[Records from a collection of figures]
══════════
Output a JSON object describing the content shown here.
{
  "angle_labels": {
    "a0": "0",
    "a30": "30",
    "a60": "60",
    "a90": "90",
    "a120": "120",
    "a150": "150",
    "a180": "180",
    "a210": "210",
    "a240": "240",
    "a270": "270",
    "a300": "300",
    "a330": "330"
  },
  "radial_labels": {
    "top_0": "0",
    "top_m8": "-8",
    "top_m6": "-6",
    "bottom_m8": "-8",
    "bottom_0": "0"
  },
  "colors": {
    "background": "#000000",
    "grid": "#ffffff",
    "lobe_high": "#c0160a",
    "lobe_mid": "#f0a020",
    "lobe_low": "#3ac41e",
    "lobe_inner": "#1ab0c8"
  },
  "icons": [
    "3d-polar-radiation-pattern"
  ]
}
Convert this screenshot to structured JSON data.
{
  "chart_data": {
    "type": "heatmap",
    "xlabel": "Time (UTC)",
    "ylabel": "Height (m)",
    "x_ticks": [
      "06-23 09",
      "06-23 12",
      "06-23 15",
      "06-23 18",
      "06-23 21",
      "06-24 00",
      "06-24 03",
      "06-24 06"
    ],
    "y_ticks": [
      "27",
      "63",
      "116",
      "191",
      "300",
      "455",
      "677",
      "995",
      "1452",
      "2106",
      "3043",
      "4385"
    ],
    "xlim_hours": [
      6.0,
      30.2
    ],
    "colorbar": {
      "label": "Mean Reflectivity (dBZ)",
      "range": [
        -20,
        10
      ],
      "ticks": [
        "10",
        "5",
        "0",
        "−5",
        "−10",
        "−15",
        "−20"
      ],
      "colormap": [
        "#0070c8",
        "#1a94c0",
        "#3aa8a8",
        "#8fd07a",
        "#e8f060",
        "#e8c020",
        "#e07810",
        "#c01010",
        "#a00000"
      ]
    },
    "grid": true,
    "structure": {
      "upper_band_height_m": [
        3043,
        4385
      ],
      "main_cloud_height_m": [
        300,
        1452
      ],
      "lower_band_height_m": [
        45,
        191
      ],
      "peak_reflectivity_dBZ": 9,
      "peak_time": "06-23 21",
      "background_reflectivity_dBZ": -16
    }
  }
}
══════════
> [The problem] Copy all data exactly, start to finish.

> [Exercise answer]
Output a JSON object describing the content shown here.
{
  "angle_labels": {
    "a0": "0",
    "a30": "30",
    "a60": "60",
    "a90": "90",
    "a120": "120",
    "a150": "150",
    "a180": "180",
    "a210": "210",
    "a240": "240",
    "a270": "270",
    "a300": "300",
    "a330": "330"
  },
  "radial_labels": {
    "top_0": "0",
    "top_m8": "-8",
    "top_m6": "-6",
    "bottom_m8": "-8",
    "bottom_0": "0"
  },
  "colors": {
    "background": "#000000",
    "grid": "#ffffff",
    "lobe_high": "#c0160a",
    "lobe_mid": "#f0a020",
    "lobe_low": "#3ac41e",
    "lobe_inner": "#1ab0c8"
  },
  "icons": [
    "3d-polar-radiation-pattern"
  ]
}
Convert this screenshot to structured JSON data.
{
  "chart_data": {
    "type": "heatmap",
    "xlabel": "Time (UTC)",
    "ylabel": "Height (m)",
    "x_ticks": [
      "06-23 09",
      "06-23 12",
      "06-23 15",
      "06-23 18",
      "06-23 21",
      "06-24 00",
      "06-24 03",
      "06-24 06"
    ],
    "y_ticks": [
      "27",
      "63",
      "116",
      "191",
      "300",
      "455",
      "677",
      "995",
      "1452",
      "2106",
      "3043",
      "4385"
    ],
    "xlim_hours": [
      6.0,
      30.2
    ],
    "colorbar": {
      "label": "Mean Reflectivity (dBZ)",
      "range": [
        -20,
        10
      ],
      "ticks": [
        "10",
        "5",
        "0",
        "−5",
        "−10",
        "−15",
        "−20"
      ],
      "colormap": [
        "#0070c8",
        "#1a94c0",
        "#3aa8a8",
        "#8fd07a",
        "#e8f060",
        "#e8c020",
        "#e07810",
        "#c01010",
        "#a00000"
      ]
    },
    "grid": true,
    "structure": {
      "upper_band_height_m": [
        3043,
        4385
      ],
      "main_cloud_height_m": [
        300,
        1452
      ],
      "lower_band_height_m": [
        45,
        191
      ],
      "peak_reflectivity_dBZ": 9,
      "peak_time": "06-23 21",
      "background_reflectivity_dBZ": -16
    }
  }
}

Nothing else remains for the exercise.